_Data for processing_:
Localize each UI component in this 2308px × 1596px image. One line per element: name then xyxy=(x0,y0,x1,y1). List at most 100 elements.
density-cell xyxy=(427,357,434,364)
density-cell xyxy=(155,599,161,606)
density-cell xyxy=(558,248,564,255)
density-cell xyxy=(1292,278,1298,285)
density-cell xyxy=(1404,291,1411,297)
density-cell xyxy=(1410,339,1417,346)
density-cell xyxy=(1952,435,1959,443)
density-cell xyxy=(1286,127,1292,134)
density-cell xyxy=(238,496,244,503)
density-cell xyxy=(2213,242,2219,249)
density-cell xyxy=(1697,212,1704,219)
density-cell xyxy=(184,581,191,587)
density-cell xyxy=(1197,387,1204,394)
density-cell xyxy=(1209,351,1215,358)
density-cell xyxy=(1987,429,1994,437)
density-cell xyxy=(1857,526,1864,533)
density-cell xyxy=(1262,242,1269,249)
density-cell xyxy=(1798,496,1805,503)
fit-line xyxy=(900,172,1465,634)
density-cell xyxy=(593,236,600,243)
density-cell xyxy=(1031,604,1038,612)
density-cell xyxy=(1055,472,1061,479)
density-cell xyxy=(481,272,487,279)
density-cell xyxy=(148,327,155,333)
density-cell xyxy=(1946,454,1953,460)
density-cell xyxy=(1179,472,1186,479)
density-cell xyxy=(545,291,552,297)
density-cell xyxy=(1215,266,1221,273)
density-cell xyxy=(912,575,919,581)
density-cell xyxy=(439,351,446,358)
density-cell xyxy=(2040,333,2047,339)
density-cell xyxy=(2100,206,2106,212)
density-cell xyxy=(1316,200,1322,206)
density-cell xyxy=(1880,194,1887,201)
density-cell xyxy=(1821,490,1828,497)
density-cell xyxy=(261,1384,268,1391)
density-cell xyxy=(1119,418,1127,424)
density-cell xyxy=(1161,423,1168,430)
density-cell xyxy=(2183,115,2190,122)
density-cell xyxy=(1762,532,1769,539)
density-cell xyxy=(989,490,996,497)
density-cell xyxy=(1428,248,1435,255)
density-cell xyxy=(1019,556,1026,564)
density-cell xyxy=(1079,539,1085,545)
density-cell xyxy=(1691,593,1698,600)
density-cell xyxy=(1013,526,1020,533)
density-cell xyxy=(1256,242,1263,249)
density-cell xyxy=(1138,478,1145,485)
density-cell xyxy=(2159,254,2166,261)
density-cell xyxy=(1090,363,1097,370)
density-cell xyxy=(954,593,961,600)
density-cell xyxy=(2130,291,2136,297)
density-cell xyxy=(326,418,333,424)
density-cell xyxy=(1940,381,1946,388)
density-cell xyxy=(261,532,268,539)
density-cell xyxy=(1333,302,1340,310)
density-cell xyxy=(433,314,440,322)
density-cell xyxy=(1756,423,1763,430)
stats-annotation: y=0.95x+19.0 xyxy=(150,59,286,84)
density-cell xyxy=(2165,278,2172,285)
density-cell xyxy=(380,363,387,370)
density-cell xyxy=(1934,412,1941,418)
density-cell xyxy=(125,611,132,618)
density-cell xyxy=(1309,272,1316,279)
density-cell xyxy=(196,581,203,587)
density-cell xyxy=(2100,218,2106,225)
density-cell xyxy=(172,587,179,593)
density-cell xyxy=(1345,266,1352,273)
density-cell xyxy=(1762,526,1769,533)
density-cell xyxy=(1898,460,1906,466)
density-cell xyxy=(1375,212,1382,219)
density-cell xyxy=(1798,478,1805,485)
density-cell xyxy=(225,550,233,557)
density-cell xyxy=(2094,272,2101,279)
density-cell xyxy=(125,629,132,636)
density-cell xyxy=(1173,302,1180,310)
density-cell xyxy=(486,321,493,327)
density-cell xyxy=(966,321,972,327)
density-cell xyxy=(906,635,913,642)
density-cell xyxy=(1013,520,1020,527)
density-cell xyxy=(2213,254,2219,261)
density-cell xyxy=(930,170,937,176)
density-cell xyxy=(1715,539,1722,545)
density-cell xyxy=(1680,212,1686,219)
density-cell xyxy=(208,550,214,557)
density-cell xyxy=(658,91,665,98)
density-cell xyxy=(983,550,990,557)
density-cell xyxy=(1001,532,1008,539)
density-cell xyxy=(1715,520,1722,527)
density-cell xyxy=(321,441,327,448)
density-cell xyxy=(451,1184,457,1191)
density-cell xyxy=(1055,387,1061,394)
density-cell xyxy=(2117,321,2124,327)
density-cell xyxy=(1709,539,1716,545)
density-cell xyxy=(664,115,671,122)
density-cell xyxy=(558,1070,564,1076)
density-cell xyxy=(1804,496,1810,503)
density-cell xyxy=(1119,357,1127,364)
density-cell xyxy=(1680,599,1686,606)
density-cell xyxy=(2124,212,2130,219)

_Task details_: Reproduce the portion of the listing that runs from its first line through the line containing "density-cell xyxy=(1404,291,1411,297)", renaming "density-cell" to "heatmap-cell" and leaving all other text unchanged.

_Final result_:
Localize each UI component in this 2308px × 1596px image. One line per element: name then xyxy=(x0,y0,x1,y1). List at most 100 elements.
heatmap-cell xyxy=(427,357,434,364)
heatmap-cell xyxy=(155,599,161,606)
heatmap-cell xyxy=(558,248,564,255)
heatmap-cell xyxy=(1292,278,1298,285)
heatmap-cell xyxy=(1404,291,1411,297)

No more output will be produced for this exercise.